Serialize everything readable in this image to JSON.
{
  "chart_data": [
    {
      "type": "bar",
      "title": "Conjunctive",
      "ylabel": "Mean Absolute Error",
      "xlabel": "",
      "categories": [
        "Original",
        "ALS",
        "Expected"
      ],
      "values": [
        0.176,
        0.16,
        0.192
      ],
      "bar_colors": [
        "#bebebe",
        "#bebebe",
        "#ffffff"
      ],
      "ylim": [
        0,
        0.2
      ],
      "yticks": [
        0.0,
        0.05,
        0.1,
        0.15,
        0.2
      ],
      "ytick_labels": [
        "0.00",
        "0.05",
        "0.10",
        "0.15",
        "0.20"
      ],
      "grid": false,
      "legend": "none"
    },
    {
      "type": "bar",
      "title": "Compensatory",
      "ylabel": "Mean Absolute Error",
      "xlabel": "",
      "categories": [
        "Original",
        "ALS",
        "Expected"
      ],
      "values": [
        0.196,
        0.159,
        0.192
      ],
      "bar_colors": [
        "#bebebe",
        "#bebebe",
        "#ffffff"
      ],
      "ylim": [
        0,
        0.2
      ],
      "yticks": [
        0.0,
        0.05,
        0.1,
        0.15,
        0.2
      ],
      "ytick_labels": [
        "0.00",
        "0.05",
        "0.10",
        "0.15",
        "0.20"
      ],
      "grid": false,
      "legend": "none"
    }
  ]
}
_ _ _ _ _ _ _
Write out the full set of records exactly as given.

Serialize everything readable in this image to JSON.
{
  "chart_data": [
    {
      "type": "bar",
      "title": "Conjunctive",
      "ylabel": "Mean Absolute Error",
      "xlabel": "",
      "categories": [
        "Original",
        "ALS",
        "Expected"
      ],
      "values": [
        0.176,
        0.16,
        0.192
      ],
      "bar_colors": [
        "#bebebe",
        "#bebebe",
        "#ffffff"
      ],
      "ylim": [
        0,
        0.2
      ],
      "yticks": [
        0.0,
        0.05,
        0.1,
        0.15,
        0.2
      ],
      "ytick_labels": [
        "0.00",
        "0.05",
        "0.10",
        "0.15",
        "0.20"
      ],
      "grid": false,
      "legend": "none"
    },
    {
      "type": "bar",
      "title": "Compensatory",
      "ylabel": "Mean Absolute Error",
      "xlabel": "",
      "categories": [
        "Original",
        "ALS",
        "Expected"
      ],
      "values": [
        0.196,
        0.159,
        0.192
      ],
      "bar_colors": [
        "#bebebe",
        "#bebebe",
        "#ffffff"
      ],
      "ylim": [
        0,
        0.2
      ],
      "yticks": [
        0.0,
        0.05,
        0.1,
        0.15,
        0.2
      ],
      "ytick_labels": [
        "0.00",
        "0.05",
        "0.10",
        "0.15",
        "0.20"
      ],
      "grid": false,
      "legend": "none"
    }
  ]
}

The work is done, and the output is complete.